» WRITTEN EXERCISE: Print, exactly and completely, every entry in the data.

» PROVIDED INFORMATION:
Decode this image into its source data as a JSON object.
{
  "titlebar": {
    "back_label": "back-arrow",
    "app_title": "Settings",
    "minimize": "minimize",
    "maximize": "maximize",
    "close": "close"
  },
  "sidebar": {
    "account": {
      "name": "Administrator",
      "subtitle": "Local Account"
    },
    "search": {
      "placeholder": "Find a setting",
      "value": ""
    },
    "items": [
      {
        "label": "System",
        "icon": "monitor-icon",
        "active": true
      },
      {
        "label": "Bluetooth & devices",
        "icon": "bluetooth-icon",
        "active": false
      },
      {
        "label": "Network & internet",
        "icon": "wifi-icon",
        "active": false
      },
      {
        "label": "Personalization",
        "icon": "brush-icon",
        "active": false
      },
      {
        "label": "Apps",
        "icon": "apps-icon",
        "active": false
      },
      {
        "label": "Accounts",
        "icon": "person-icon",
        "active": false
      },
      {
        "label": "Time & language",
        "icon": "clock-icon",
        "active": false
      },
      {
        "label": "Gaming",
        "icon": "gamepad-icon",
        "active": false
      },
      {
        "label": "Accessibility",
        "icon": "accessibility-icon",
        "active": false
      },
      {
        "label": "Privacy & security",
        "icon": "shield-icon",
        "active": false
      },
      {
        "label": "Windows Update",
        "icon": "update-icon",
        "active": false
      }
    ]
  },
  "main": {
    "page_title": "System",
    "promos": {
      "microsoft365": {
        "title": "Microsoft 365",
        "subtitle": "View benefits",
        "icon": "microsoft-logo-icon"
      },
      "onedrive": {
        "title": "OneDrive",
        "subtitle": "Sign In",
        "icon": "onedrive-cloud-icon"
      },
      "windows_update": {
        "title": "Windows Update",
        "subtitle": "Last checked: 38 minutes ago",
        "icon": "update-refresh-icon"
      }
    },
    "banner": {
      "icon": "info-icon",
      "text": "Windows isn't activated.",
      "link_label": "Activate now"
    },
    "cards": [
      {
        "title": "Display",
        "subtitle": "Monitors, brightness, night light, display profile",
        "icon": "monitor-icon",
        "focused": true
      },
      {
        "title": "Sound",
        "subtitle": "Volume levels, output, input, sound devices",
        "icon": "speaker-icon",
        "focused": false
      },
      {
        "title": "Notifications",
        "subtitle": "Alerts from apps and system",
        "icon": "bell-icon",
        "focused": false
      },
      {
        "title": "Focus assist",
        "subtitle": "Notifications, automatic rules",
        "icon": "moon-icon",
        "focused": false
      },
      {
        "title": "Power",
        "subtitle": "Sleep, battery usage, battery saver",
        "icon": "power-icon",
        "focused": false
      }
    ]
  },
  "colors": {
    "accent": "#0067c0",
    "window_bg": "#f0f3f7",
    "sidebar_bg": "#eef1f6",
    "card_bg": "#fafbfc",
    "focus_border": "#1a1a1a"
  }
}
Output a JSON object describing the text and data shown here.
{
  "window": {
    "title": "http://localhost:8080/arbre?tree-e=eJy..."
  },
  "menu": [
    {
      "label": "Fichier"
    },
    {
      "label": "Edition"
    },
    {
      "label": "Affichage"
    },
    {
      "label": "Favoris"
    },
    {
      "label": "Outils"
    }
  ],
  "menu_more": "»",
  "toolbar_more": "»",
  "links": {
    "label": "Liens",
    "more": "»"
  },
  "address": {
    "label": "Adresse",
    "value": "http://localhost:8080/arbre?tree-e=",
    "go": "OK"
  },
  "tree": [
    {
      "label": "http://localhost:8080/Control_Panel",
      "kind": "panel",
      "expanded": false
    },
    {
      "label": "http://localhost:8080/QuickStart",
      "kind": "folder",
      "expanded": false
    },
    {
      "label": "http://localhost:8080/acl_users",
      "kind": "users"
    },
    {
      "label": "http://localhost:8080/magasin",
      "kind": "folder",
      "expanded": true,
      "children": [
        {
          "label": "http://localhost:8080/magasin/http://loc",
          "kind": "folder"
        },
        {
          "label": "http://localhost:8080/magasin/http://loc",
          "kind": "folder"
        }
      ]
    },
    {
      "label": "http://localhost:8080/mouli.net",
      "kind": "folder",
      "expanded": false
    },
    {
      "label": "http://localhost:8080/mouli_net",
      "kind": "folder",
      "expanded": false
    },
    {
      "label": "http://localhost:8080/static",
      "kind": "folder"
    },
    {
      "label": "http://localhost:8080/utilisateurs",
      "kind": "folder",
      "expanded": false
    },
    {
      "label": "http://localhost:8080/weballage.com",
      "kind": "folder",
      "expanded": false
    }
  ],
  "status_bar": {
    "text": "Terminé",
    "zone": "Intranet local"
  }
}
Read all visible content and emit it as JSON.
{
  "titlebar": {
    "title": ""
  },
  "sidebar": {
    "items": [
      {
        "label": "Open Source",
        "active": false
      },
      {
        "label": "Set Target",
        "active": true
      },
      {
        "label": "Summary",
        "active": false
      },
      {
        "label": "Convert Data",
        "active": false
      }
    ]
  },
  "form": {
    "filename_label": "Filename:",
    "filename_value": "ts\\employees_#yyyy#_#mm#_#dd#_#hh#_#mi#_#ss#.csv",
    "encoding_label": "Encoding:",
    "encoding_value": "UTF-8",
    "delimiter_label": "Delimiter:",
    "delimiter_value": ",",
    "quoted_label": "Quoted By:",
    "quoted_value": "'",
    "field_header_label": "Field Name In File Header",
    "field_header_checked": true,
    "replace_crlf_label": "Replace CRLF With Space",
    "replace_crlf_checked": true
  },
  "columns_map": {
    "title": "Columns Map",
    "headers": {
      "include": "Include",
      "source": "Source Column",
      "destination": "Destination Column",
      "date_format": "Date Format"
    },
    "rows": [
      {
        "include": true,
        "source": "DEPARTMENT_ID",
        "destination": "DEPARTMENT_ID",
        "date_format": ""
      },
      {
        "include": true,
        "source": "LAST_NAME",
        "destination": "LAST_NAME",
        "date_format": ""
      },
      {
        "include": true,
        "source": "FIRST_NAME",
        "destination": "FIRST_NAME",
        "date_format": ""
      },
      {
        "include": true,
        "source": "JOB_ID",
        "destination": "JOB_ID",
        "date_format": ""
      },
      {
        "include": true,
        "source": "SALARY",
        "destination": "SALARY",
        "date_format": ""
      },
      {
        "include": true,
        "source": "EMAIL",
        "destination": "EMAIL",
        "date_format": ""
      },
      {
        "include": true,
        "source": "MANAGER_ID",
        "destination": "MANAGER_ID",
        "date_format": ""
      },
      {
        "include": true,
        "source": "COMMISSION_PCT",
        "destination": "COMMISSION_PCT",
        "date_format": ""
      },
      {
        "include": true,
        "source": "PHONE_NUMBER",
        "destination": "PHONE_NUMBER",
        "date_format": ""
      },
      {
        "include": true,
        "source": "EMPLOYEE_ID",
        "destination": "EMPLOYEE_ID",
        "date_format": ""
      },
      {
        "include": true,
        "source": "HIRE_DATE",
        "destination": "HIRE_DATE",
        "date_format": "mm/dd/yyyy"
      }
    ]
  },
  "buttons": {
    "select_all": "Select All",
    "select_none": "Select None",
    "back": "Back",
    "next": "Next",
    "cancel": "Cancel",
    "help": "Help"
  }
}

» TASK RESULT:
Decode this image into its source data as a JSON object.
{
  "titlebar": {
    "back_label": "back-arrow",
    "app_title": "Settings",
    "minimize": "minimize",
    "maximize": "maximize",
    "close": "close"
  },
  "sidebar": {
    "account": {
      "name": "Administrator",
      "subtitle": "Local Account"
    },
    "search": {
      "placeholder": "Find a setting",
      "value": ""
    },
    "items": [
      {
        "label": "System",
        "icon": "monitor-icon",
        "active": true
      },
      {
        "label": "Bluetooth & devices",
        "icon": "bluetooth-icon",
        "active": false
      },
      {
        "label": "Network & internet",
        "icon": "wifi-icon",
        "active": false
      },
      {
        "label": "Personalization",
        "icon": "brush-icon",
        "active": false
      },
      {
        "label": "Apps",
        "icon": "apps-icon",
        "active": false
      },
      {
        "label": "Accounts",
        "icon": "person-icon",
        "active": false
      },
      {
        "label": "Time & language",
        "icon": "clock-icon",
        "active": false
      },
      {
        "label": "Gaming",
        "icon": "gamepad-icon",
        "active": false
      },
      {
        "label": "Accessibility",
        "icon": "accessibility-icon",
        "active": false
      },
      {
        "label": "Privacy & security",
        "icon": "shield-icon",
        "active": false
      },
      {
        "label": "Windows Update",
        "icon": "update-icon",
        "active": false
      }
    ]
  },
  "main": {
    "page_title": "System",
    "promos": {
      "microsoft365": {
        "title": "Microsoft 365",
        "subtitle": "View benefits",
        "icon": "microsoft-logo-icon"
      },
      "onedrive": {
        "title": "OneDrive",
        "subtitle": "Sign In",
        "icon": "onedrive-cloud-icon"
      },
      "windows_update": {
        "title": "Windows Update",
        "subtitle": "Last checked: 38 minutes ago",
        "icon": "update-refresh-icon"
      }
    },
    "banner": {
      "icon": "info-icon",
      "text": "Windows isn't activated.",
      "link_label": "Activate now"
    },
    "cards": [
      {
        "title": "Display",
        "subtitle": "Monitors, brightness, night light, display profile",
        "icon": "monitor-icon",
        "focused": true
      },
      {
        "title": "Sound",
        "subtitle": "Volume levels, output, input, sound devices",
        "icon": "speaker-icon",
        "focused": false
      },
      {
        "title": "Notifications",
        "subtitle": "Alerts from apps and system",
        "icon": "bell-icon",
        "focused": false
      },
      {
        "title": "Focus assist",
        "subtitle": "Notifications, automatic rules",
        "icon": "moon-icon",
        "focused": false
      },
      {
        "title": "Power",
        "subtitle": "Sleep, battery usage, battery saver",
        "icon": "power-icon",
        "focused": false
      }
    ]
  },
  "colors": {
    "accent": "#0067c0",
    "window_bg": "#f0f3f7",
    "sidebar_bg": "#eef1f6",
    "card_bg": "#fafbfc",
    "focus_border": "#1a1a1a"
  }
}
Output a JSON object describing the text and data shown here.
{
  "window": {
    "title": "http://localhost:8080/arbre?tree-e=eJy..."
  },
  "menu": [
    {
      "label": "Fichier"
    },
    {
      "label": "Edition"
    },
    {
      "label": "Affichage"
    },
    {
      "label": "Favoris"
    },
    {
      "label": "Outils"
    }
  ],
  "menu_more": "»",
  "toolbar_more": "»",
  "links": {
    "label": "Liens",
    "more": "»"
  },
  "address": {
    "label": "Adresse",
    "value": "http://localhost:8080/arbre?tree-e=",
    "go": "OK"
  },
  "tree": [
    {
      "label": "http://localhost:8080/Control_Panel",
      "kind": "panel",
      "expanded": false
    },
    {
      "label": "http://localhost:8080/QuickStart",
      "kind": "folder",
      "expanded": false
    },
    {
      "label": "http://localhost:8080/acl_users",
      "kind": "users"
    },
    {
      "label": "http://localhost:8080/magasin",
      "kind": "folder",
      "expanded": true,
      "children": [
        {
          "label": "http://localhost:8080/magasin/http://loc",
          "kind": "folder"
        },
        {
          "label": "http://localhost:8080/magasin/http://loc",
          "kind": "folder"
        }
      ]
    },
    {
      "label": "http://localhost:8080/mouli.net",
      "kind": "folder",
      "expanded": false
    },
    {
      "label": "http://localhost:8080/mouli_net",
      "kind": "folder",
      "expanded": false
    },
    {
      "label": "http://localhost:8080/static",
      "kind": "folder"
    },
    {
      "label": "http://localhost:8080/utilisateurs",
      "kind": "folder",
      "expanded": false
    },
    {
      "label": "http://localhost:8080/weballage.com",
      "kind": "folder",
      "expanded": false
    }
  ],
  "status_bar": {
    "text": "Terminé",
    "zone": "Intranet local"
  }
}
Read all visible content and emit it as JSON.
{
  "titlebar": {
    "title": ""
  },
  "sidebar": {
    "items": [
      {
        "label": "Open Source",
        "active": false
      },
      {
        "label": "Set Target",
        "active": true
      },
      {
        "label": "Summary",
        "active": false
      },
      {
        "label": "Convert Data",
        "active": false
      }
    ]
  },
  "form": {
    "filename_label": "Filename:",
    "filename_value": "ts\\employees_#yyyy#_#mm#_#dd#_#hh#_#mi#_#ss#.csv",
    "encoding_label": "Encoding:",
    "encoding_value": "UTF-8",
    "delimiter_label": "Delimiter:",
    "delimiter_value": ",",
    "quoted_label": "Quoted By:",
    "quoted_value": "'",
    "field_header_label": "Field Name In File Header",
    "field_header_checked": true,
    "replace_crlf_label": "Replace CRLF With Space",
    "replace_crlf_checked": true
  },
  "columns_map": {
    "title": "Columns Map",
    "headers": {
      "include": "Include",
      "source": "Source Column",
      "destination": "Destination Column",
      "date_format": "Date Format"
    },
    "rows": [
      {
        "include": true,
        "source": "DEPARTMENT_ID",
        "destination": "DEPARTMENT_ID",
        "date_format": ""
      },
      {
        "include": true,
        "source": "LAST_NAME",
        "destination": "LAST_NAME",
        "date_format": ""
      },
      {
        "include": true,
        "source": "FIRST_NAME",
        "destination": "FIRST_NAME",
        "date_format": ""
      },
      {
        "include": true,
        "source": "JOB_ID",
        "destination": "JOB_ID",
        "date_format": ""
      },
      {
        "include": true,
        "source": "SALARY",
        "destination": "SALARY",
        "date_format": ""
      },
      {
        "include": true,
        "source": "EMAIL",
        "destination": "EMAIL",
        "date_format": ""
      },
      {
        "include": true,
        "source": "MANAGER_ID",
        "destination": "MANAGER_ID",
        "date_format": ""
      },
      {
        "include": true,
        "source": "COMMISSION_PCT",
        "destination": "COMMISSION_PCT",
        "date_format": ""
      },
      {
        "include": true,
        "source": "PHONE_NUMBER",
        "destination": "PHONE_NUMBER",
        "date_format": ""
      },
      {
        "include": true,
        "source": "EMPLOYEE_ID",
        "destination": "EMPLOYEE_ID",
        "date_format": ""
      },
      {
        "include": true,
        "source": "HIRE_DATE",
        "destination": "HIRE_DATE",
        "date_format": "mm/dd/yyyy"
      }
    ]
  },
  "buttons": {
    "select_all": "Select All",
    "select_none": "Select None",
    "back": "Back",
    "next": "Next",
    "cancel": "Cancel",
    "help": "Help"
  }
}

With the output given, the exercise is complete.